PROBLEM DETAILS |
Check every line of the entries for "distintos", and copy the lines that hold it.

======== LISTING ========

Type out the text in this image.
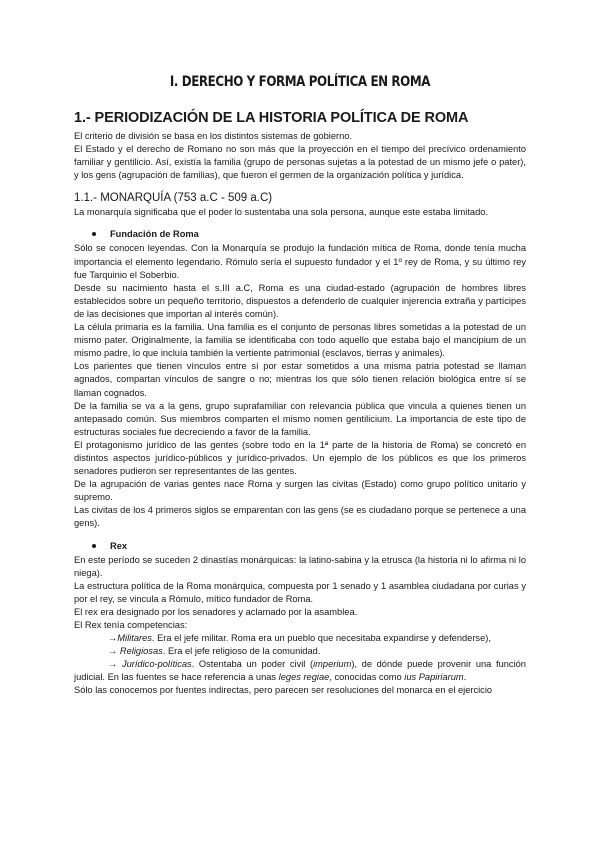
I. DERECHO Y FORMA POLÍTICA EN ROMA
1.- PERIODIZACIÓN DE LA HISTORIA POLÍTICA DE ROMA

El criterio de división se basa en los distintos sistemas de gobierno.

El Estado y el derecho de Romano no son más que la proyección en el tiempo del precívico ordenamiento familiar y gentilicio. Así, existía la familia (grupo de personas sujetas a la potestad de un mismo jefe o pater), y los gens (agrupación de familias), que fueron el germen de la organización política y jurídica.

1.1.- MONARQUÍA (753 a.C - 509 a.C)

La monarquía significaba que el poder lo sustentaba una sola persona, aunque este estaba limitado.

Fundación de Roma

Sólo se conocen leyendas. Con la Monarquía se produjo la fundación mítica de Roma, donde tenía mucha importancia el elemento legendario. Rómulo sería el supuesto fundador y el 1º rey de Roma, y su último rey fue Tarquinio el Soberbio.

Desde su nacimiento hasta el s.III a.C, Roma es una ciudad-estado (agrupación de hombres libres establecidos sobre un pequeño territorio, dispuestos a defenderlo de cualquier injerencia extraña y partícipes de las decisiones que importan al interés común).

La célula primaria es la familia. Una familia es el conjunto de personas libres sometidas a la potestad de un mismo pater. Originalmente, la familia se identificaba con todo aquello que estaba bajo el mancipium de un mismo padre, lo que incluía también la vertiente patrimonial (esclavos, tierras y animales).

Los parientes que tienen vínculos entre sí por estar sometidos a una misma patria potestad se llaman agnados, compartan vínculos de sangre o no; mientras los que sólo tienen relación biológica entre sí se llaman cognados.

De la familia se va a la gens, grupo suprafamiliar con relevancia pública que vincula a quienes tienen un antepasado común. Sus miembros comparten el mismo nomen gentilicium. La importancia de este tipo de estructuras sociales fue decreciendo a favor de la familia.

El protagonismo jurídico de las gentes (sobre todo en la 1ª parte de la historia de Roma) se concretó en distintos aspectos jurídico-públicos y jurídico-privados. Un ejemplo de los públicos es que los primeros senadores pudieron ser representantes de las gentes.

De la agrupación de varias gentes nace Roma y surgen las civitas (Estado) como grupo político unitario y supremo.

Las civitas de los 4 primeros siglos se emparentan con las gens (se es ciudadano porque se pertenece a una gens).

Rex

En este período se suceden 2 dinastías monárquicas: la latino-sabina y la etrusca (la historia ni lo afirma ni lo niega).

La estructura política de la Roma monárquica, compuesta por 1 senado y 1 asamblea ciudadana por curias y por el rey, se vincula a Rómulo, mítico fundador de Roma.

El rex era designado por los senadores y aclamado por la asamblea.

El Rex tenía competencias:

→Militares. Era el jefe militar. Roma era un pueblo que necesitaba expandirse y defenderse),

→ Religiosas. Era el jefe religioso de la comunidad.

→ Jurídico-políticas. Ostentaba un poder civil (imperium), de dónde puede provenir una función judicial. En las fuentes se hace referencia a unas leges regiae, conocidas como ius Papiriarum.

Sólo las conocemos por fuentes indirectas, pero parecen ser resoluciones del monarca en el ejercicio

========

TASK RESULT |
El criterio de división se basa en los distintos sistemas de gobierno.
El protagonismo jurídico de las gentes (sobre todo en la 1ª parte de la historia de Roma) se concretó en distintos aspectos jurídico-públicos y jurídico-privados. Un ejemplo de los públicos es que los primeros senadores pudieron ser representantes de las gentes.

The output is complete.